====== Material supplied

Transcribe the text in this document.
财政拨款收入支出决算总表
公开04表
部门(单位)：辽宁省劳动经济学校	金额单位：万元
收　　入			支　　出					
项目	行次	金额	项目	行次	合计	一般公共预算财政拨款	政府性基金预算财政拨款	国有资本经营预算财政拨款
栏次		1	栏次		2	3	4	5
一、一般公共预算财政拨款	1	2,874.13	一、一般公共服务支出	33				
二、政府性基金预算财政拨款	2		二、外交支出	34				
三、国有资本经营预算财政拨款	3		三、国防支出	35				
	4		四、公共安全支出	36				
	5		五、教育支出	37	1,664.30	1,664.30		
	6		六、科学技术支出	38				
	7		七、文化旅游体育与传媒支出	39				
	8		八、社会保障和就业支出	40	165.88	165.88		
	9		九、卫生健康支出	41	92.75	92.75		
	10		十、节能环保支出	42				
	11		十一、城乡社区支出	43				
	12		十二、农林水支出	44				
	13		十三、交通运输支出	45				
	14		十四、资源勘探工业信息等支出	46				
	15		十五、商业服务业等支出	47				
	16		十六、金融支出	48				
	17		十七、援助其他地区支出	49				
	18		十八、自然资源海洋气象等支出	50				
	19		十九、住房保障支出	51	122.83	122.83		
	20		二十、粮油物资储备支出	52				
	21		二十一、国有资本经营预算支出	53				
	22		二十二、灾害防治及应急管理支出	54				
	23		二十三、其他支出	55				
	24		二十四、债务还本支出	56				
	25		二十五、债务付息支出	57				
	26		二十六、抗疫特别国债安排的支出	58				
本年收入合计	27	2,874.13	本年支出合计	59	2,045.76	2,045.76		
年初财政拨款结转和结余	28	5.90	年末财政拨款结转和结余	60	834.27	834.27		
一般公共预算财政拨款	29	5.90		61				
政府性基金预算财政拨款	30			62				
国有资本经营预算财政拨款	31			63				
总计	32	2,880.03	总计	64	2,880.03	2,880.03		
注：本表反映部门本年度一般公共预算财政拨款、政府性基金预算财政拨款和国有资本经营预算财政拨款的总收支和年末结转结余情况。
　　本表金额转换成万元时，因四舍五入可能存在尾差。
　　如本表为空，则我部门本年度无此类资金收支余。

============

» Problem to work on
Copy out the material word for word and line for line.

» Solution
Transcribe the text in this document.
财政拨款收入支出决算总表
公开04表
部门(单位)：辽宁省劳动经济学校	金额单位：万元
收　　入			支　　出					
项目	行次	金额	项目	行次	合计	一般公共预算财政拨款	政府性基金预算财政拨款	国有资本经营预算财政拨款
栏次		1	栏次		2	3	4	5
一、一般公共预算财政拨款	1	2,874.13	一、一般公共服务支出	33				
二、政府性基金预算财政拨款	2		二、外交支出	34				
三、国有资本经营预算财政拨款	3		三、国防支出	35				
	4		四、公共安全支出	36				
	5		五、教育支出	37	1,664.30	1,664.30		
	6		六、科学技术支出	38				
	7		七、文化旅游体育与传媒支出	39				
	8		八、社会保障和就业支出	40	165.88	165.88		
	9		九、卫生健康支出	41	92.75	92.75		
	10		十、节能环保支出	42				
	11		十一、城乡社区支出	43				
	12		十二、农林水支出	44				
	13		十三、交通运输支出	45				
	14		十四、资源勘探工业信息等支出	46				
	15		十五、商业服务业等支出	47				
	16		十六、金融支出	48				
	17		十七、援助其他地区支出	49				
	18		十八、自然资源海洋气象等支出	50				
	19		十九、住房保障支出	51	122.83	122.83		
	20		二十、粮油物资储备支出	52				
	21		二十一、国有资本经营预算支出	53				
	22		二十二、灾害防治及应急管理支出	54				
	23		二十三、其他支出	55				
	24		二十四、债务还本支出	56				
	25		二十五、债务付息支出	57				
	26		二十六、抗疫特别国债安排的支出	58				
本年收入合计	27	2,874.13	本年支出合计	59	2,045.76	2,045.76		
年初财政拨款结转和结余	28	5.90	年末财政拨款结转和结余	60	834.27	834.27		
一般公共预算财政拨款	29	5.90		61				
政府性基金预算财政拨款	30			62				
国有资本经营预算财政拨款	31			63				
总计	32	2,880.03	总计	64	2,880.03	2,880.03		
注：本表反映部门本年度一般公共预算财政拨款、政府性基金预算财政拨款和国有资本经营预算财政拨款的总收支和年末结转结余情况。
　　本表金额转换成万元时，因四舍五入可能存在尾差。
　　如本表为空，则我部门本年度无此类资金收支余。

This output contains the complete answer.